_WHAT TO WORK ON_:
In the listing below, put the lines from the one containing "number-of-posts-input[interactable]: 5 (1239, 262, 1311, 290)" through the one containing "feed-settings-banner: Feed Settings" into a Markdown table with columns Row and Line, skipping blank lines. Number the rows in Row and give each line's text in Line.

-- start --

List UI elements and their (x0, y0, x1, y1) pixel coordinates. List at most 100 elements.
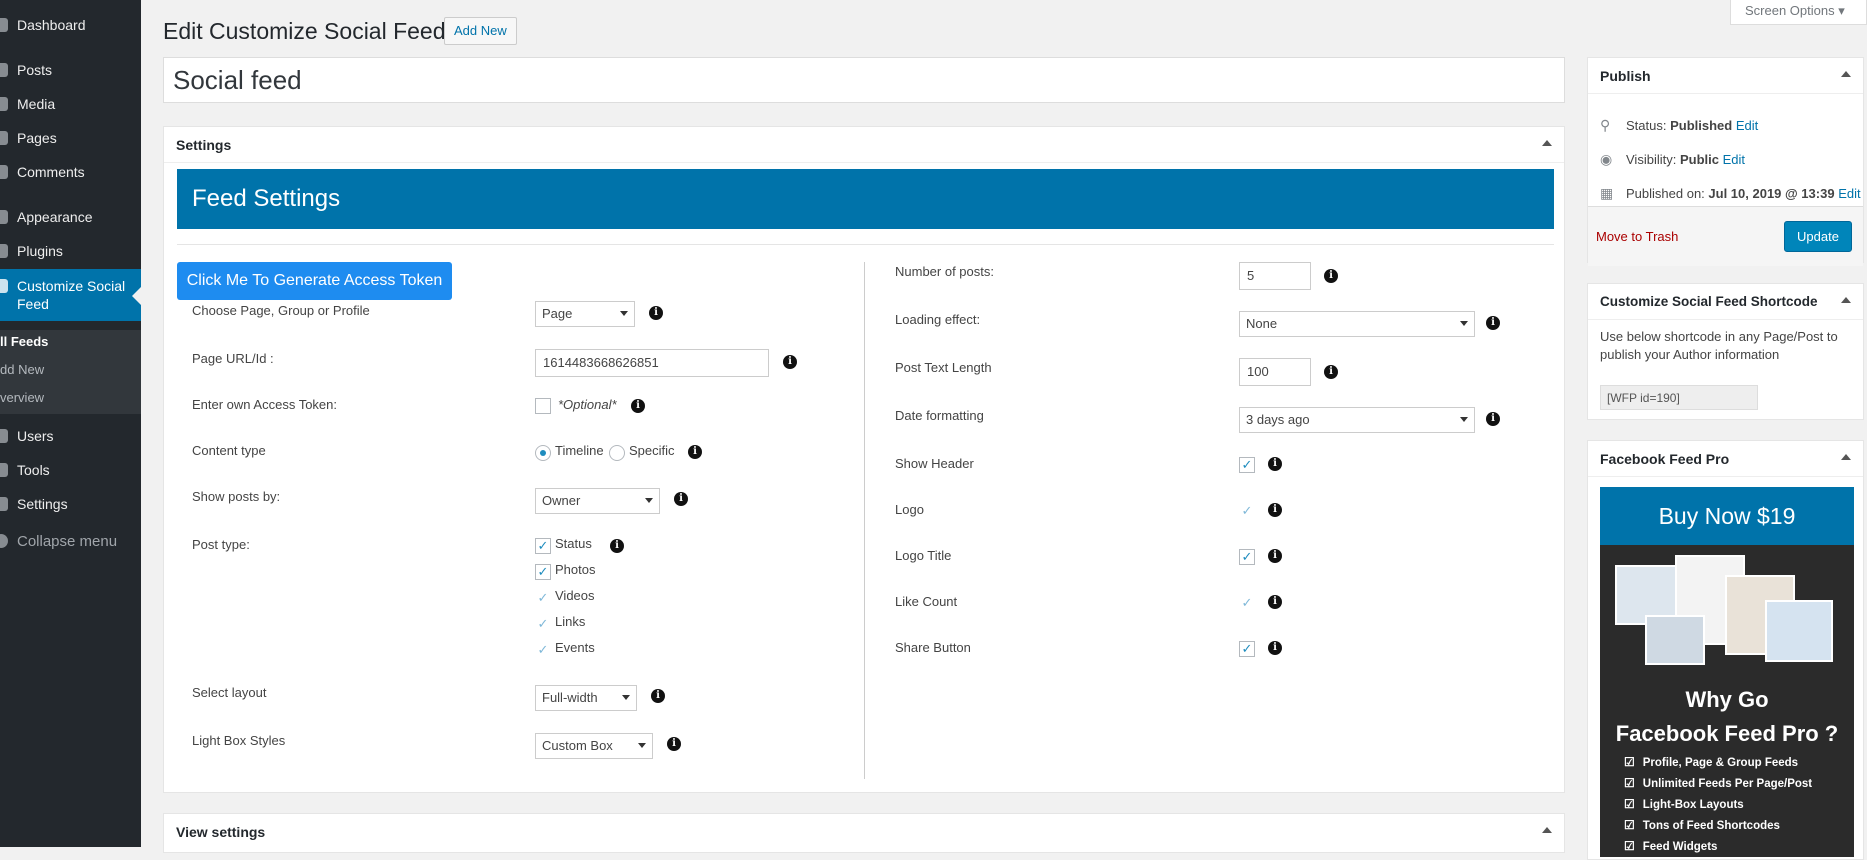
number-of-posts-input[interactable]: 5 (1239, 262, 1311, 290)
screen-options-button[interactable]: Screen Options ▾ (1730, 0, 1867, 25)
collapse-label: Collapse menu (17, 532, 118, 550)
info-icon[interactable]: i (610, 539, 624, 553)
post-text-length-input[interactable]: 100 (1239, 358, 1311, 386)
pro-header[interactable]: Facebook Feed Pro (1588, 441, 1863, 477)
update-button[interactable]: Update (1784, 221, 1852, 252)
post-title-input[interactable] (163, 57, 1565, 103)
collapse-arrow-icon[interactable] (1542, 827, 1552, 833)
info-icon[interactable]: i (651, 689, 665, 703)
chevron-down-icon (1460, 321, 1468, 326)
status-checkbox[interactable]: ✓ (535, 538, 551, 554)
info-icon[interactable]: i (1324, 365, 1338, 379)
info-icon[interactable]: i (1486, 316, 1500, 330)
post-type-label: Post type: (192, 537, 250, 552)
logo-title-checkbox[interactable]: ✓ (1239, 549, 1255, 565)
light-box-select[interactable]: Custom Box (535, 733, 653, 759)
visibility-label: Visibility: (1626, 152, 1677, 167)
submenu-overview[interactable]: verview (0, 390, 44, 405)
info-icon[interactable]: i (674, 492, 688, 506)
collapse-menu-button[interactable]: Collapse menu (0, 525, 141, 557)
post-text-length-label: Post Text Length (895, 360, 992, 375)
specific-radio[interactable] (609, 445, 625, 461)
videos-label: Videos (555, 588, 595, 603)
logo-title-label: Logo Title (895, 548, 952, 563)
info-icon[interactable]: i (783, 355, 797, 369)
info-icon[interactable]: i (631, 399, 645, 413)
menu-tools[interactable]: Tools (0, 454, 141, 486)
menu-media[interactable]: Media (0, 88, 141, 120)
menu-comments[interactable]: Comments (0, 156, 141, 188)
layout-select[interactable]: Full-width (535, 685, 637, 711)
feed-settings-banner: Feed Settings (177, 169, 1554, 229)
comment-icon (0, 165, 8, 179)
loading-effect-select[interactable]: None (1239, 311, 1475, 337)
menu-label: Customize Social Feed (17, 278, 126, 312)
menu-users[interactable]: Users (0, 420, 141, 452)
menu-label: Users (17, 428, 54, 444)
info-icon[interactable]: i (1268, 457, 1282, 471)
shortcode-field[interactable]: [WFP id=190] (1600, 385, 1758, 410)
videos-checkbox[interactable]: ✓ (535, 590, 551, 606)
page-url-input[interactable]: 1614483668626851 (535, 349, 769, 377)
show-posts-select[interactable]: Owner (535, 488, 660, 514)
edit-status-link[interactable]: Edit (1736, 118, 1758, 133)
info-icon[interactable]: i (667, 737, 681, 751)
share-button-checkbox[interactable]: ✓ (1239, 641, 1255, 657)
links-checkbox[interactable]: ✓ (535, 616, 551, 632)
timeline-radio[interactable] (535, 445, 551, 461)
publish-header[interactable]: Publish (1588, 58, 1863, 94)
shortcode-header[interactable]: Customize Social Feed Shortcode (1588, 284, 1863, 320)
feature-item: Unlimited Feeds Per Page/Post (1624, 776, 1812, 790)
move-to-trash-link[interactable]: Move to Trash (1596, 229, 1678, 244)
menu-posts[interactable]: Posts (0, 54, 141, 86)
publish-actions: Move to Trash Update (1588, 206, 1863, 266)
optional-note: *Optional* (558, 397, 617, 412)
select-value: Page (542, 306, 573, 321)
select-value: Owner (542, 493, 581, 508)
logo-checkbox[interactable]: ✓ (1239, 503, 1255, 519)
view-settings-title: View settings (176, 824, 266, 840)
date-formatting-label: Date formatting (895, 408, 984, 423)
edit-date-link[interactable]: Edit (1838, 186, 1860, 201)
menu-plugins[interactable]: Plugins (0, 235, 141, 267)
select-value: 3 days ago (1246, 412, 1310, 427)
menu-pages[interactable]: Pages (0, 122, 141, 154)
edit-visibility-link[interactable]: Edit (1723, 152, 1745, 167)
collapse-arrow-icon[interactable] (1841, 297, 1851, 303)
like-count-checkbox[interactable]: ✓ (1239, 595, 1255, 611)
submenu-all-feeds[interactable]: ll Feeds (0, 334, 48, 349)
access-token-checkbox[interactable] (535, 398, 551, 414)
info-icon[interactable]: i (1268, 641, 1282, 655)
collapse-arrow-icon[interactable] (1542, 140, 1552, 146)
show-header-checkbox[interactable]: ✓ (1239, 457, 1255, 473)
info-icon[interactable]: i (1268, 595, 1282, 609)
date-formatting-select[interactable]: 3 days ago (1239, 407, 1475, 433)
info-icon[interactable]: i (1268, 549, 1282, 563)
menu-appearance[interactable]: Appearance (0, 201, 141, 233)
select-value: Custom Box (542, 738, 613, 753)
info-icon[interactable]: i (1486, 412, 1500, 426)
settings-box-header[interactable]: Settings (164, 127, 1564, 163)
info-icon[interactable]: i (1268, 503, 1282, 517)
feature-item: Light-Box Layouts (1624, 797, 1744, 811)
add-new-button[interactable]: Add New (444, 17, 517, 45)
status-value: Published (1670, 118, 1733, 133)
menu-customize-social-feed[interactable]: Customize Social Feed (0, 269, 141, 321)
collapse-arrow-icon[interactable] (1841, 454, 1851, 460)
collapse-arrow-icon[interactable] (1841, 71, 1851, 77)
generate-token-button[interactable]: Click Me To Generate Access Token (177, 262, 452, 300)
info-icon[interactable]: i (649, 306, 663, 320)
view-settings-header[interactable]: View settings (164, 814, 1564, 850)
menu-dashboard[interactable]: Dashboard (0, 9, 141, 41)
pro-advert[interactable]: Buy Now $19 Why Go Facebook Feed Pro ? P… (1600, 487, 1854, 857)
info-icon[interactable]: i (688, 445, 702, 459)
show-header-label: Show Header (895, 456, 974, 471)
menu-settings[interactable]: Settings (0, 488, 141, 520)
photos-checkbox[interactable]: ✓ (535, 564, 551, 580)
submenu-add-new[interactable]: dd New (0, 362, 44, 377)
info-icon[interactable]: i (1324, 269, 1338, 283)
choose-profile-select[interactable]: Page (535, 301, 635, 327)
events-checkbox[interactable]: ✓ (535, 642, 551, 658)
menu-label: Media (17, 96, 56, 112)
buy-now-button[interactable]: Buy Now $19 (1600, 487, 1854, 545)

-- end --
-- start --

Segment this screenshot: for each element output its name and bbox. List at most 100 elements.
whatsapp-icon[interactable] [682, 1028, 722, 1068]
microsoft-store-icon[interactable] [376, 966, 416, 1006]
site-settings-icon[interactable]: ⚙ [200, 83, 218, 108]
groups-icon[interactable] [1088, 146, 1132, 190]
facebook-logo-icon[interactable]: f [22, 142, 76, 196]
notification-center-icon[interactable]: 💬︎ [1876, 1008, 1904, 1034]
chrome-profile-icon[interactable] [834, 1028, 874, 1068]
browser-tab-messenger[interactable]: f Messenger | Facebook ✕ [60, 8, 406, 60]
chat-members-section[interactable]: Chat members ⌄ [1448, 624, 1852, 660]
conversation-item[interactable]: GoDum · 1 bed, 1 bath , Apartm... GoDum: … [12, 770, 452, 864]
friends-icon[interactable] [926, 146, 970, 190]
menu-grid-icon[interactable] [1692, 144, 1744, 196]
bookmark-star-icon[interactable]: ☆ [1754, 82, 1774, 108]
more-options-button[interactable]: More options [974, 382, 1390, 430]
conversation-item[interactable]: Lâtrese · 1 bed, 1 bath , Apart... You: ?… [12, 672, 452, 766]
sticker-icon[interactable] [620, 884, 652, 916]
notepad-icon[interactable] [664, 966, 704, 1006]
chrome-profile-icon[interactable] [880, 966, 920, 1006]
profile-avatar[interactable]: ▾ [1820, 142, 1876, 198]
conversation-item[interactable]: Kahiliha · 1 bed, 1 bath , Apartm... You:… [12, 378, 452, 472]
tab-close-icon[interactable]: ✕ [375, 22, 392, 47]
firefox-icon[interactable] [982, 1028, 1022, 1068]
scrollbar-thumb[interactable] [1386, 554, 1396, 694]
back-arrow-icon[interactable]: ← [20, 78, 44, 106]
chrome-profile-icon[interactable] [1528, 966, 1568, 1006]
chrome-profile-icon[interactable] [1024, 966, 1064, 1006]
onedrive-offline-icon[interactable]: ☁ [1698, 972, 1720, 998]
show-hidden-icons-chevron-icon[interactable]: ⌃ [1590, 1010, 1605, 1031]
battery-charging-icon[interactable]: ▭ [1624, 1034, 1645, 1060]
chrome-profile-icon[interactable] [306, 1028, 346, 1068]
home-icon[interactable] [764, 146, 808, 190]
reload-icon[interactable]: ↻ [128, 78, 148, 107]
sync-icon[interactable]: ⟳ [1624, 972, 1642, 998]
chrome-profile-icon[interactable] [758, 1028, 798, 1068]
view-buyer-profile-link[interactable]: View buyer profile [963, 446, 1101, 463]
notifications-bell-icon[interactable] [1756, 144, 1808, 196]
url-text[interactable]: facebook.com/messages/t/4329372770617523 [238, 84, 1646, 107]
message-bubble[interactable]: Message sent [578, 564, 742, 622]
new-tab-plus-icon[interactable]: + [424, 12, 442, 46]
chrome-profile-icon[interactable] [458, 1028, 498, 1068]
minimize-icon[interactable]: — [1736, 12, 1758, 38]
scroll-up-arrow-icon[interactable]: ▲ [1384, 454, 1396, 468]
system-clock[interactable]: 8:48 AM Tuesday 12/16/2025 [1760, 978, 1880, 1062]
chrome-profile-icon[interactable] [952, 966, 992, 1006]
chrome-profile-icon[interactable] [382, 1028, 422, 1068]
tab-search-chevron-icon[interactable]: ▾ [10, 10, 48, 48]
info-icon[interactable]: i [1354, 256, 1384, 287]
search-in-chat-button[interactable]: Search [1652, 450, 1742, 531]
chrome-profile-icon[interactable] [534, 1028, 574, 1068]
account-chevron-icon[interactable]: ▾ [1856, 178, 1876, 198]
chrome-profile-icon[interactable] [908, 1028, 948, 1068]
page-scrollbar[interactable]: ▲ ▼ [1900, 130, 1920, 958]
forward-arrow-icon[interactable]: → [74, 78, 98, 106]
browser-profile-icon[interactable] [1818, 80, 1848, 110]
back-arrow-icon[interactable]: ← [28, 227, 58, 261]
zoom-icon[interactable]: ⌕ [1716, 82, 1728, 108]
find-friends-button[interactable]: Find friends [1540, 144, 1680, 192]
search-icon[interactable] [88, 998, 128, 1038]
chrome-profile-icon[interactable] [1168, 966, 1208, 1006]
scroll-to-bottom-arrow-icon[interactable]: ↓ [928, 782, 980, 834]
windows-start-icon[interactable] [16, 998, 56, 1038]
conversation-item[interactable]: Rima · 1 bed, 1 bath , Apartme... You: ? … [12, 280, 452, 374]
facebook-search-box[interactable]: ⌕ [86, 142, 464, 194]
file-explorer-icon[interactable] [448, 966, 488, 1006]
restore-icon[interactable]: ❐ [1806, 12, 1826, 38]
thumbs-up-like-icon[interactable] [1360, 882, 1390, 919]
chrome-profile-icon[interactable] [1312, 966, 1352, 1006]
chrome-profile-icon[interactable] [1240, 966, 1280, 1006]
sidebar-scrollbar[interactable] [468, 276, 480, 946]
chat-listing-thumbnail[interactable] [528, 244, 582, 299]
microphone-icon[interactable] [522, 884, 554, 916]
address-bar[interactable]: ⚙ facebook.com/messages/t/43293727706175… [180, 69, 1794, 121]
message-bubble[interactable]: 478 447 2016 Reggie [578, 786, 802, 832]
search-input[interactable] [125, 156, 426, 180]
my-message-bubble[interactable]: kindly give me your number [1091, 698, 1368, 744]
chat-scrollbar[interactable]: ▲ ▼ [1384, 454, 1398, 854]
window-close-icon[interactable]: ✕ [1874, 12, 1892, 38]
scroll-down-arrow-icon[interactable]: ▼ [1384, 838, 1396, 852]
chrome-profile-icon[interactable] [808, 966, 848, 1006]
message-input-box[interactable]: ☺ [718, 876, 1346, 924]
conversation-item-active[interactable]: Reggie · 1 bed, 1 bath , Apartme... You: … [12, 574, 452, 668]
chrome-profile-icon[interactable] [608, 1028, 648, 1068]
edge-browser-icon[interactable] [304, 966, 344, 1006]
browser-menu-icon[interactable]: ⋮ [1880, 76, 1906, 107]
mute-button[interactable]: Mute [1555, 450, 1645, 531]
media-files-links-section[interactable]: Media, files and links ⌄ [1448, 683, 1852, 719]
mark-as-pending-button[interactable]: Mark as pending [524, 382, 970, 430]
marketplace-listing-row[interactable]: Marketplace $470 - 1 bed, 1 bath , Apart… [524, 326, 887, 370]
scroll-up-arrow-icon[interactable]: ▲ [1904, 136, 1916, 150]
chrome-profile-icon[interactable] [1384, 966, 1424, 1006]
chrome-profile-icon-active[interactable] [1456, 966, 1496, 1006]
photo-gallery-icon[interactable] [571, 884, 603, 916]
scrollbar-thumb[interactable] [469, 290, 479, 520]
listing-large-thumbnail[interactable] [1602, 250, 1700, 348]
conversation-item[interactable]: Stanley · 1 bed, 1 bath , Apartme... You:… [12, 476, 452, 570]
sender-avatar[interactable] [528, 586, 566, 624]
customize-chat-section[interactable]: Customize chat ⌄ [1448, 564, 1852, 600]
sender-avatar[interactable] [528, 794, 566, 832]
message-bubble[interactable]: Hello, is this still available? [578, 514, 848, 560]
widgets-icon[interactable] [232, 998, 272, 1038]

-- end --

_FULL ANSWER_:
| Row | Line |
|---|---|
| 1 | number-of-posts-input[interactable]: 5 (1239, 262, 1311, 290) |
| 2 | screen-options-button[interactable]: Screen Options ▾ (1730, 0, 1867, 25) |
| 3 | collapse-label: Collapse menu (17, 532, 118, 550) |
| 4 | info-icon[interactable]: i (610, 539, 624, 553) |
| 5 | post-text-length-input[interactable]: 100 (1239, 358, 1311, 386) |
| 6 | pro-header[interactable]: Facebook Feed Pro (1588, 441, 1863, 477) |
| 7 | update-button[interactable]: Update (1784, 221, 1852, 252) |
| 8 | post-title-input[interactable] (163, 57, 1565, 103) |
| 9 | collapse-arrow-icon[interactable] (1542, 827, 1552, 833) |
| 10 | info-icon[interactable]: i (651, 689, 665, 703) |
| 11 | chevron-down-icon (1460, 321, 1468, 326) |
| 12 | status-checkbox[interactable]: ✓ (535, 538, 551, 554) |
| 13 | info-icon[interactable]: i (1324, 365, 1338, 379) |
| 14 | info-icon[interactable]: i (1486, 316, 1500, 330) |
| 15 | post-type-label: Post type: (192, 537, 250, 552) |
| 16 | logo-title-checkbox[interactable]: ✓ (1239, 549, 1255, 565) |
| 17 | light-box-select[interactable]: Custom Box (535, 733, 653, 759) |
| 18 | visibility-label: Visibility: (1626, 152, 1677, 167) |
| 19 | submenu-overview[interactable]: verview (0, 390, 44, 405) |
| 20 | info-icon[interactable]: i (674, 492, 688, 506) |
| 21 | collapse-menu-button[interactable]: Collapse menu (0, 525, 141, 557) |
| 22 | post-text-length-label: Post Text Length (895, 360, 992, 375) |
| 23 | specific-radio[interactable] (609, 445, 625, 461) |
| 24 | videos-label: Videos (555, 588, 595, 603) |
| 25 | logo-title-label: Logo Title (895, 548, 952, 563) |
| 26 | info-icon[interactable]: i (783, 355, 797, 369) |
| 27 | info-icon[interactable]: i (631, 399, 645, 413) |
| 28 | menu-tools[interactable]: Tools (0, 454, 141, 486) |
| 29 | menu-media[interactable]: Media (0, 88, 141, 120) |
| 30 | menu-comments[interactable]: Comments (0, 156, 141, 188) |
| 31 | layout-select[interactable]: Full-width (535, 685, 637, 711) |
| 32 | feed-settings-banner: Feed Settings (177, 169, 1554, 229) |